WHAT IS BEING ASKED:
Word for word, give the material below again, minus any images.

SUPPLIED RECORDS:

((

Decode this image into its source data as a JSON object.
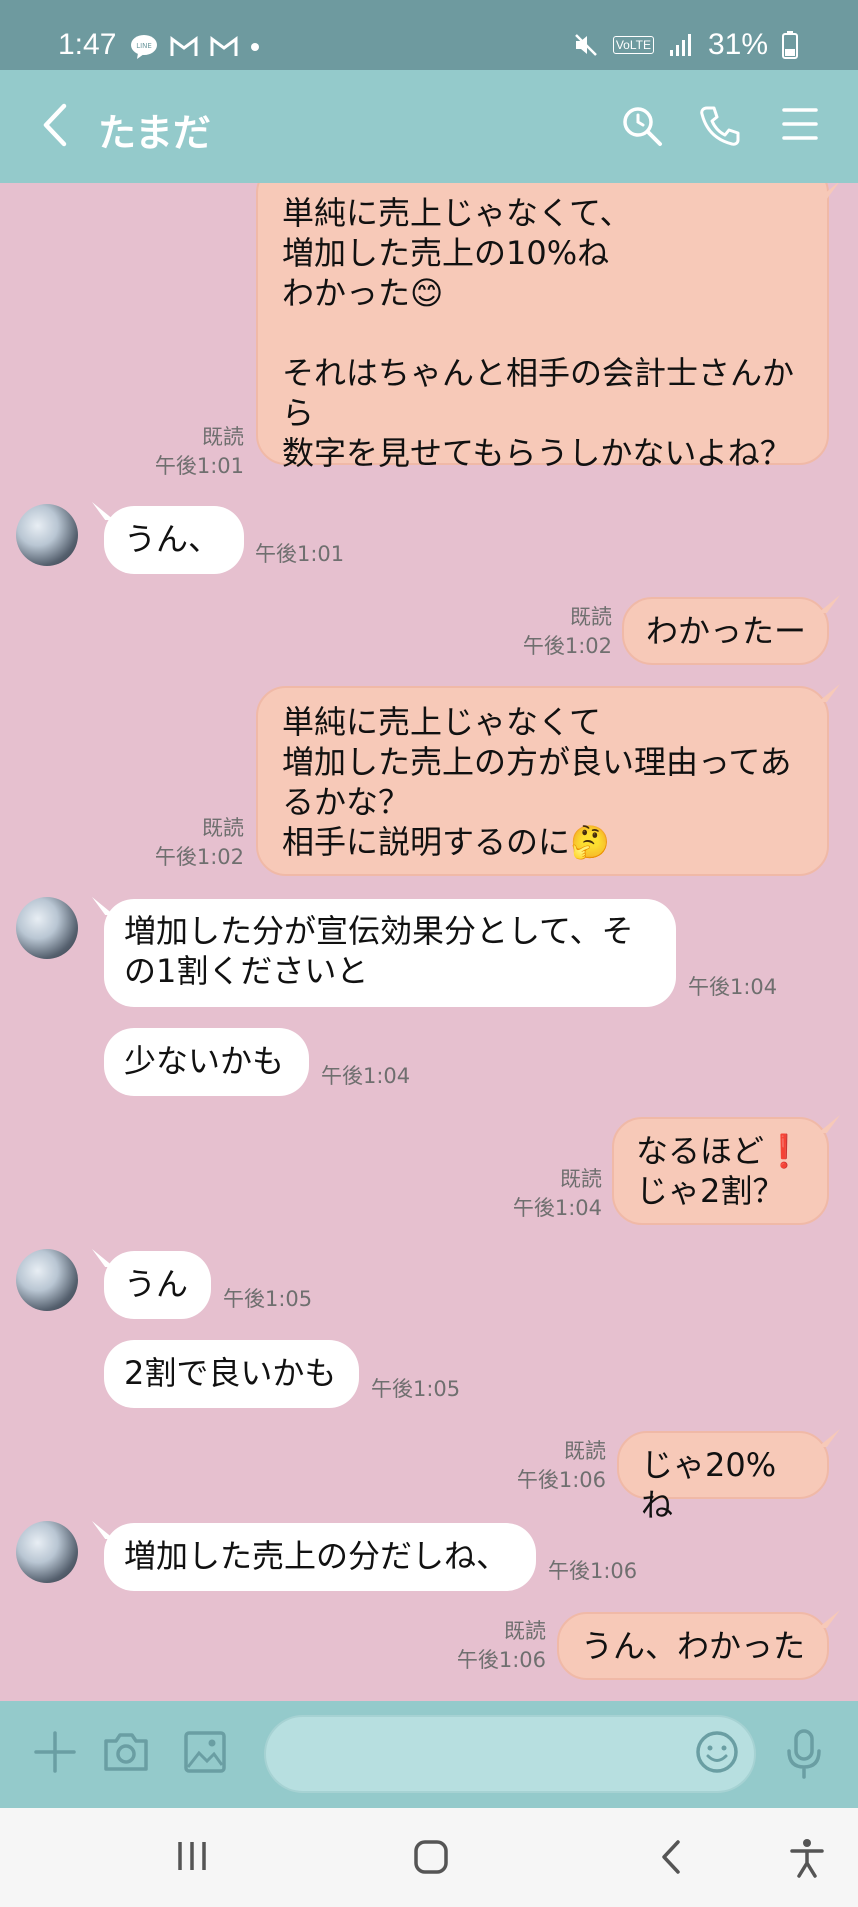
{
  "status_bar": {
    "time": "1:47",
    "battery": "31%",
    "volte": "VoLTE"
  },
  "header": {
    "title": "たまだ"
  },
  "messages": [
    {
      "side": "sent",
      "text": "単純に売上じゃなくて、\n増加した売上の10%ね\nわかった😊\n\nそれはちゃんと相手の会計士さんから\n数字を見せてもらうしかないよね？",
      "read": "既読",
      "time": "午後1:01"
    },
    {
      "side": "recv",
      "text": "うん、",
      "time": "午後1:01"
    },
    {
      "side": "sent",
      "text": "わかったー",
      "read": "既読",
      "time": "午後1:02"
    },
    {
      "side": "sent",
      "text": "単純に売上じゃなくて\n増加した売上の方が良い理由ってあるかな？\n相手に説明するのに🤔",
      "read": "既読",
      "time": "午後1:02"
    },
    {
      "side": "recv",
      "text": "増加した分が宣伝効果分として、その1割くださいと",
      "time": "午後1:04"
    },
    {
      "side": "recv",
      "text": "少ないかも",
      "time": "午後1:04"
    },
    {
      "side": "sent",
      "text": "なるほど❗\nじゃ2割？",
      "read": "既読",
      "time": "午後1:04"
    },
    {
      "side": "recv",
      "text": "うん",
      "time": "午後1:05"
    },
    {
      "side": "recv",
      "text": "2割で良いかも",
      "time": "午後1:05"
    },
    {
      "side": "sent",
      "text": "じゃ20%ね",
      "read": "既読",
      "time": "午後1:06"
    },
    {
      "side": "recv",
      "text": "増加した売上の分だしね、",
      "time": "午後1:06"
    },
    {
      "side": "sent",
      "text": "うん、わかった",
      "read": "既読",
      "time": "午後1:06"
    }
  ],
  "icons": {
    "header": [
      "back-icon",
      "search-icon",
      "phone-icon",
      "menu-icon"
    ],
    "input_bar": [
      "plus-icon",
      "camera-icon",
      "image-icon",
      "emoji-icon",
      "mic-icon"
    ],
    "nav_bar": [
      "recent-apps-icon",
      "home-icon",
      "nav-back-icon",
      "accessibility-icon"
    ]
  },
  "colors": {
    "chat_background": "#e6c0cf",
    "header": "#94cacb",
    "status_bar": "#6e9a9f",
    "sent_bubble": "#f7c9b8",
    "received_bubble": "#ffffff"
  }
}
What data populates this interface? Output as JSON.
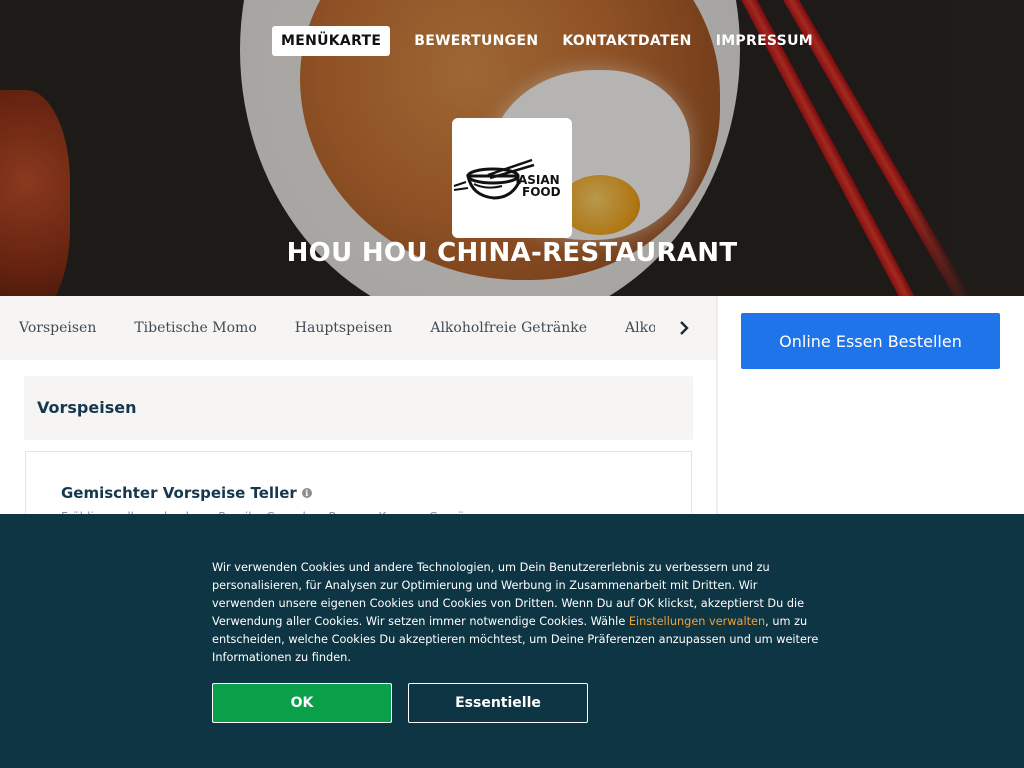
{
  "nav": {
    "items": [
      {
        "label": "MENÜKARTE",
        "active": true
      },
      {
        "label": "BEWERTUNGEN",
        "active": false
      },
      {
        "label": "KONTAKTDATEN",
        "active": false
      },
      {
        "label": "IMPRESSUM",
        "active": false
      }
    ]
  },
  "hero": {
    "logo_line1": "ASIAN",
    "logo_line2": "FOOD",
    "logo_icon": "noodle-bowl-chopsticks-icon",
    "restaurant_name": "HOU HOU CHINA-RESTAURANT"
  },
  "categories": {
    "items": [
      "Vorspeisen",
      "Tibetische Momo",
      "Hauptspeisen",
      "Alkoholfreie Getränke",
      "Alkoholische Getränke"
    ],
    "next_icon": "chevron-right-icon"
  },
  "menu": {
    "section_title": "Vorspeisen",
    "items": [
      {
        "title": "Gemischter Vorspeise Teller",
        "description": "Frühlingsrolle, gebackene Paprika Garnelen, Raupen-Krapen, Gemüse"
      }
    ]
  },
  "order": {
    "button_label": "Online Essen Bestellen",
    "color": "#1e74e8"
  },
  "cookie": {
    "text_before_link": "Wir verwenden Cookies und andere Technologien, um Dein Benutzererlebnis zu verbessern und zu personalisieren, für Analysen zur Optimierung und Werbung in Zusammenarbeit mit Dritten. Wir verwenden unsere eigenen Cookies und Cookies von Dritten. Wenn Du auf OK klickst, akzeptierst Du die Verwendung aller Cookies. Wir setzen immer notwendige Cookies. Wähle ",
    "link_text": "Einstellungen verwalten",
    "text_after_link": ", um zu entscheiden, welche Cookies Du akzeptieren möchtest, um Deine Präferenzen anzupassen und um weitere Informationen zu finden.",
    "ok_label": "OK",
    "essential_label": "Essentielle",
    "background": "#0d3544",
    "ok_color": "#0aa04a",
    "link_color": "#f0a23a"
  }
}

))

RESULT OF THE TASK:
Decode this image into its source data as a JSON object.
{
  "status_bar": {
    "time": "1:47",
    "battery": "31%",
    "volte": "VoLTE"
  },
  "header": {
    "title": "たまだ"
  },
  "messages": [
    {
      "side": "sent",
      "text": "単純に売上じゃなくて、\n増加した売上の10%ね\nわかった😊\n\nそれはちゃんと相手の会計士さんから\n数字を見せてもらうしかないよね？",
      "read": "既読",
      "time": "午後1:01"
    },
    {
      "side": "recv",
      "text": "うん、",
      "time": "午後1:01"
    },
    {
      "side": "sent",
      "text": "わかったー",
      "read": "既読",
      "time": "午後1:02"
    },
    {
      "side": "sent",
      "text": "単純に売上じゃなくて\n増加した売上の方が良い理由ってあるかな？\n相手に説明するのに🤔",
      "read": "既読",
      "time": "午後1:02"
    },
    {
      "side": "recv",
      "text": "増加した分が宣伝効果分として、その1割くださいと",
      "time": "午後1:04"
    },
    {
      "side": "recv",
      "text": "少ないかも",
      "time": "午後1:04"
    },
    {
      "side": "sent",
      "text": "なるほど❗\nじゃ2割？",
      "read": "既読",
      "time": "午後1:04"
    },
    {
      "side": "recv",
      "text": "うん",
      "time": "午後1:05"
    },
    {
      "side": "recv",
      "text": "2割で良いかも",
      "time": "午後1:05"
    },
    {
      "side": "sent",
      "text": "じゃ20%ね",
      "read": "既読",
      "time": "午後1:06"
    },
    {
      "side": "recv",
      "text": "増加した売上の分だしね、",
      "time": "午後1:06"
    },
    {
      "side": "sent",
      "text": "うん、わかった",
      "read": "既読",
      "time": "午後1:06"
    }
  ],
  "icons": {
    "header": [
      "back-icon",
      "search-icon",
      "phone-icon",
      "menu-icon"
    ],
    "input_bar": [
      "plus-icon",
      "camera-icon",
      "image-icon",
      "emoji-icon",
      "mic-icon"
    ],
    "nav_bar": [
      "recent-apps-icon",
      "home-icon",
      "nav-back-icon",
      "accessibility-icon"
    ]
  },
  "colors": {
    "chat_background": "#e6c0cf",
    "header": "#94cacb",
    "status_bar": "#6e9a9f",
    "sent_bubble": "#f7c9b8",
    "received_bubble": "#ffffff"
  }
}
What data populates this interface? Output as JSON.
{
  "nav": {
    "items": [
      {
        "label": "MENÜKARTE",
        "active": true
      },
      {
        "label": "BEWERTUNGEN",
        "active": false
      },
      {
        "label": "KONTAKTDATEN",
        "active": false
      },
      {
        "label": "IMPRESSUM",
        "active": false
      }
    ]
  },
  "hero": {
    "logo_line1": "ASIAN",
    "logo_line2": "FOOD",
    "logo_icon": "noodle-bowl-chopsticks-icon",
    "restaurant_name": "HOU HOU CHINA-RESTAURANT"
  },
  "categories": {
    "items": [
      "Vorspeisen",
      "Tibetische Momo",
      "Hauptspeisen",
      "Alkoholfreie Getränke",
      "Alkoholische Getränke"
    ],
    "next_icon": "chevron-right-icon"
  },
  "menu": {
    "section_title": "Vorspeisen",
    "items": [
      {
        "title": "Gemischter Vorspeise Teller",
        "description": "Frühlingsrolle, gebackene Paprika Garnelen, Raupen-Krapen, Gemüse"
      }
    ]
  },
  "order": {
    "button_label": "Online Essen Bestellen",
    "color": "#1e74e8"
  },
  "cookie": {
    "text_before_link": "Wir verwenden Cookies und andere Technologien, um Dein Benutzererlebnis zu verbessern und zu personalisieren, für Analysen zur Optimierung und Werbung in Zusammenarbeit mit Dritten. Wir verwenden unsere eigenen Cookies und Cookies von Dritten. Wenn Du auf OK klickst, akzeptierst Du die Verwendung aller Cookies. Wir setzen immer notwendige Cookies. Wähle ",
    "link_text": "Einstellungen verwalten",
    "text_after_link": ", um zu entscheiden, welche Cookies Du akzeptieren möchtest, um Deine Präferenzen anzupassen und um weitere Informationen zu finden.",
    "ok_label": "OK",
    "essential_label": "Essentielle",
    "background": "#0d3544",
    "ok_color": "#0aa04a",
    "link_color": "#f0a23a"
  }
}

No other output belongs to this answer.